**Problem**
Every line of the data that contains the string "this" must be copied.

── Supplied records ──

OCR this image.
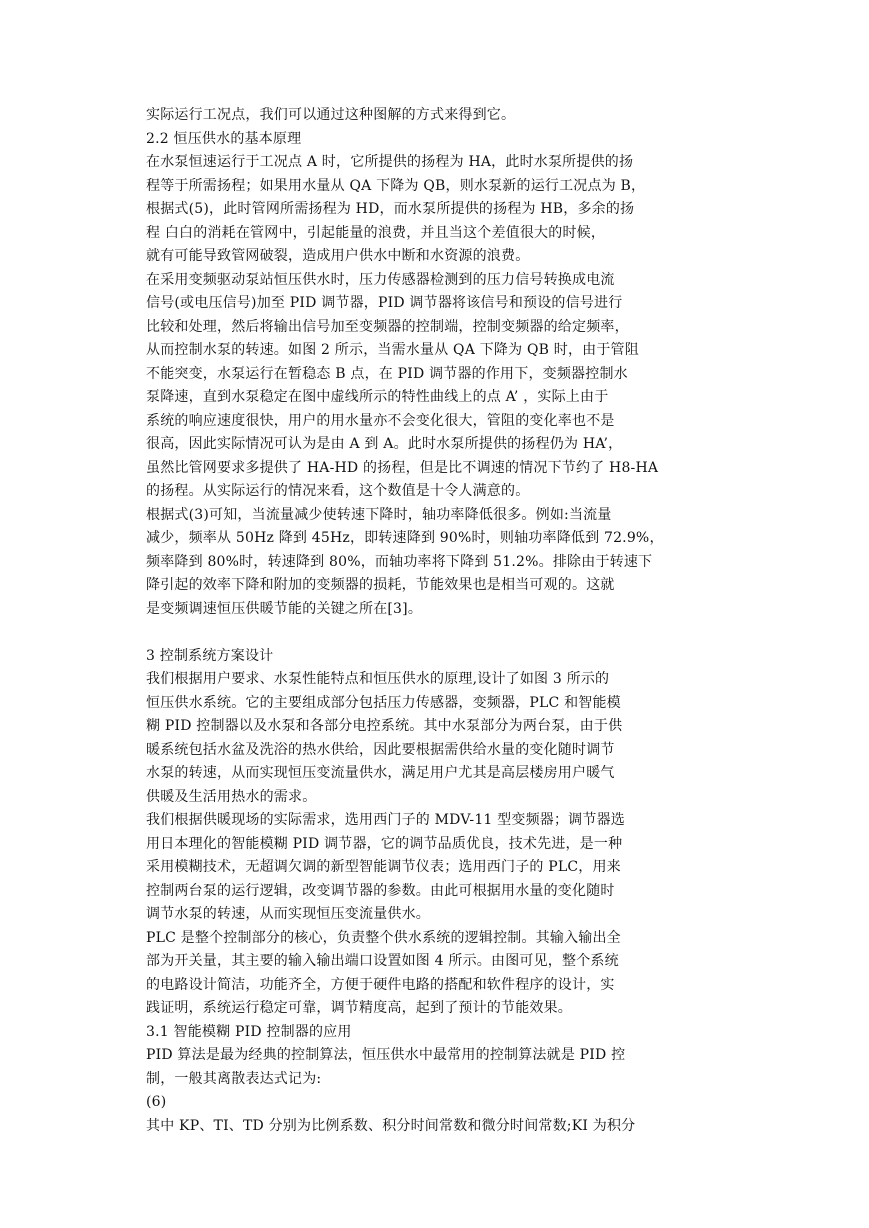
实际运行工况点，我们可以通过这种图解的方式来得到它。
2.2 恒压供水的基本原理
在水泵恒速运行于工况点 A 时，它所提供的扬程为 HA，此时水泵所提供的扬
程等于所需扬程；如果用水量从 QA 下降为 QB，则水泵新的运行工况点为 B，
根据式(5)，此时管网所需扬程为 HD，而水泵所提供的扬程为 HB，多余的扬
程 白白的消耗在管网中，引起能量的浪费，并且当这个差值很大的时候，
就有可能导致管网破裂，造成用户供水中断和水资源的浪费。
在采用变频驱动泵站恒压供水时，压力传感器检测到的压力信号转换成电流
信号(或电压信号)加至 PID 调节器，PID 调节器将该信号和预设的信号进行
比较和处理，然后将输出信号加至变频器的控制端，控制变频器的给定频率，
从而控制水泵的转速。如图 2 所示，当需水量从 QA 下降为 QB 时，由于管阻
不能突变，水泵运行在暂稳态 B 点，在 PID 调节器的作用下，变频器控制水
泵降速，直到水泵稳定在图中虚线所示的特性曲线上的点 A’ ，实际上由于
系统的响应速度很快，用户的用水量亦不会变化很大，管阻的变化率也不是
很高，因此实际情况可认为是由 A 到 A。此时水泵所提供的扬程仍为 HA’，
虽然比管网要求多提供了 HA-HD 的扬程，但是比不调速的情况下节约了 H8-HA
的扬程。从实际运行的情况来看，这个数值是十令人满意的。
根据式(3)可知，当流量减少使转速下降时，轴功率降低很多。例如:当流量
减少，频率从 50Hz 降到 45Hz，即转速降到 90%时，则轴功率降低到 72.9%，
频率降到 80%时，转速降到 80%，而轴功率将下降到 51.2%。排除由于转速下
降引起的效率下降和附加的变频器的损耗，节能效果也是相当可观的。这就
是变频调速恒压供暖节能的关键之所在[3]。
3 控制系统方案设计
我们根据用户要求、水泵性能特点和恒压供水的原理,设计了如图 3 所示的
恒压供水系统。它的主要组成部分包括压力传感器，变频器，PLC 和智能模
糊 PID 控制器以及水泵和各部分电控系统。其中水泵部分为两台泵，由于供
暖系统包括水盆及洗浴的热水供给，因此要根据需供给水量的变化随时调节
水泵的转速，从而实现恒压变流量供水，满足用户尤其是高层楼房用户暖气
供暖及生活用热水的需求。
我们根据供暖现场的实际需求，选用西门子的 MDV-11 型变频器；调节器选
用日本理化的智能模糊 PID 调节器，它的调节品质优良，技术先进，是一种
采用模糊技术，无超调欠调的新型智能调节仪表；选用西门子的 PLC，用来
控制两台泵的运行逻辑，改变调节器的参数。由此可根据用水量的变化随时
调节水泵的转速，从而实现恒压变流量供水。
PLC 是整个控制部分的核心，负责整个供水系统的逻辑控制。其输入输出全
部为开关量，其主要的输入输出端口设置如图 4 所示。由图可见，整个系统
的电路设计简洁，功能齐全，方便于硬件电路的搭配和软件程序的设计，实
践证明，系统运行稳定可靠，调节精度高，起到了预计的节能效果。
3.1 智能模糊 PID 控制器的应用
PID 算法是最为经典的控制算法，恒压供水中最常用的控制算法就是 PID 控
制，一般其离散表达式记为:
(6)
其中 KP、TI、TD 分别为比例系数、积分时间常数和微分时间常数;KI 为积分
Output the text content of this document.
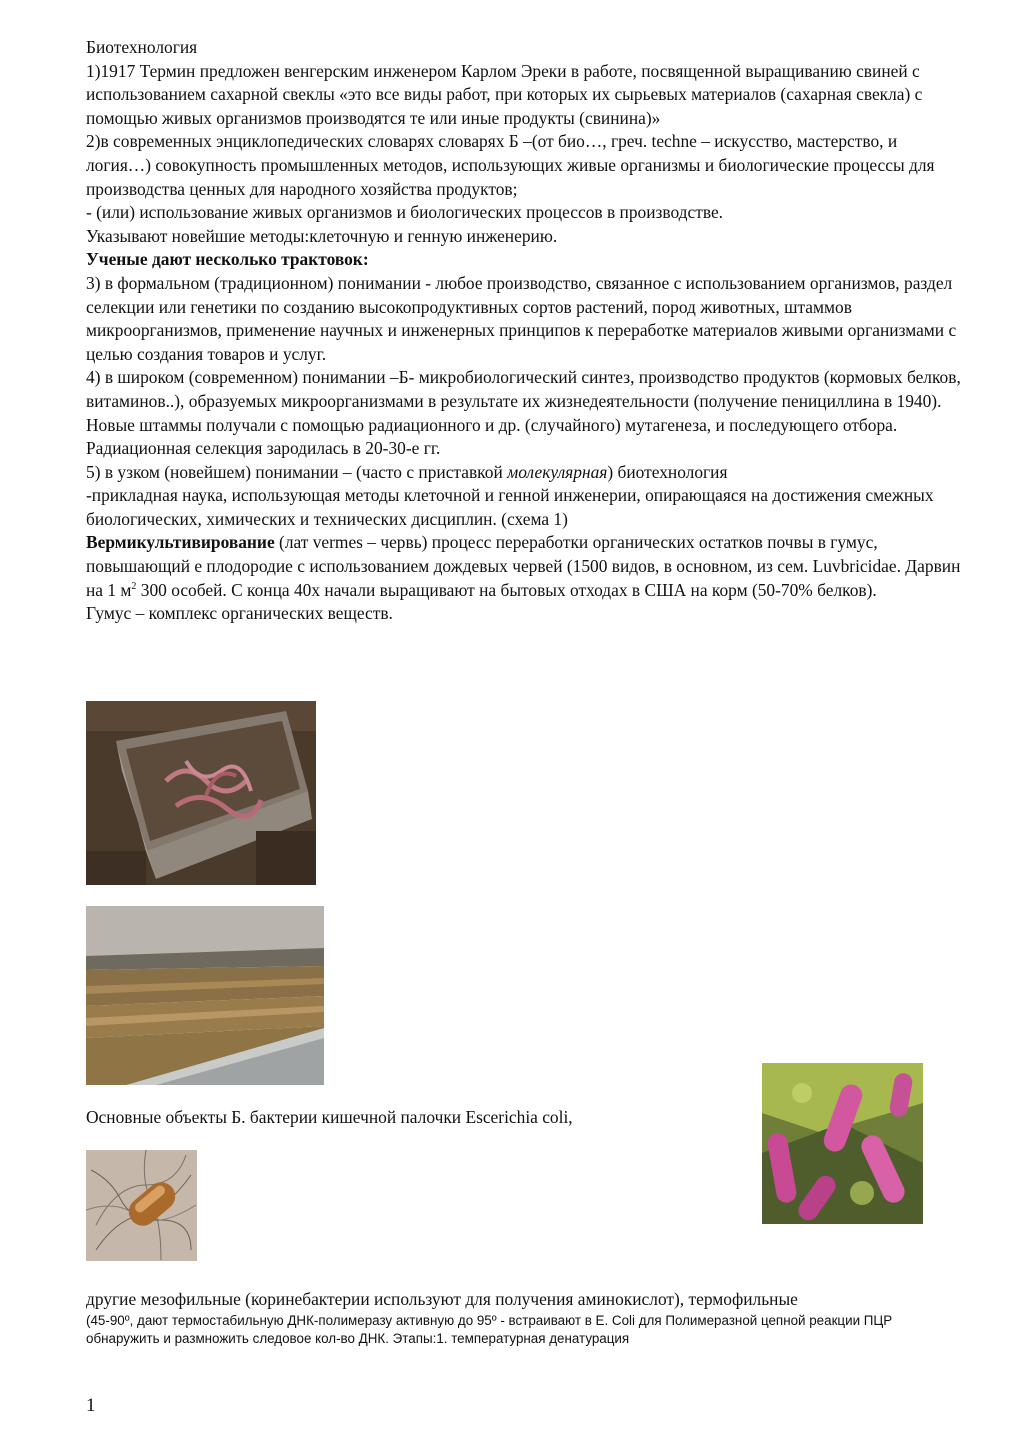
Биотехнология

1)1917 Термин предложен венгерским инженером Карлом Эреки в работе, посвященной выращиванию свиней с использованием сахарной свеклы «это все виды работ, при которых их сырьевых материалов (сахарная свекла) с помощью живых организмов производятся те или иные продукты (свинина)»

2)в современных энциклопедических словарях словарях Б –(от био…, греч. techne – искусство, мастерство, и логия…) совокупность промышленных методов, использующих живые организмы и биологические процессы для производства ценных для народного хозяйства продуктов;

- (или) использование живых организмов и биологических процессов в производстве.

Указывают новейшие методы:клеточную и генную инженерию.

Ученые дают несколько трактовок:

3) в формальном (традиционном) понимании - любое производство, связанное с использованием организмов, раздел селекции или генетики по созданию высокопродуктивных сортов растений, пород животных, штаммов микроорганизмов, применение научных и инженерных принципов к переработке материалов живыми организмами с целью создания товаров и услуг.

4) в широком (современном) понимании –Б- микробиологический синтез, производство продуктов (кормовых белков, витаминов..), образуемых микроорганизмами в результате их жизнедеятельности (получение пенициллина в 1940). Новые штаммы получали с помощью радиационного и др. (случайного) мутагенеза, и последующего отбора. Радиационная селекция зародилась в 20-30-е гг.

5) в узком (новейшем) понимании – (часто с приставкой молекулярная) биотехнология

-прикладная наука, использующая методы клеточной и генной инженерии, опирающаяся на достижения смежных биологических, химических и технических дисциплин. (схема 1)

Вермикультивирование (лат vermes – червь) процесс переработки органических остатков почвы в гумус, повышающий е плодородие с использованием дождевых червей (1500 видов, в основном, из сем. Luvbricidae. Дарвин на 1 $м^2$ 300 особей. С конца 40х начали выращивают на бытовых отходах в США на корм (50-70% белков).

Гумус – комплекс органических веществ.

Основные объекты Б. бактерии кишечной палочки Escerichia coli,
другие мезофильные (коринебактерии используют для получения аминокислот), термофильные
(45-90º, дают термостабильную ДНК-полимеразу активную до 95º - встраивают в E. Coli для Полимеразной цепной реакции ПЦР обнаружить и размножить следовое кол-во ДНК. Этапы:1. температурная денатурация
1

───

**Output below**
OCR this image.
Output the text content of this document.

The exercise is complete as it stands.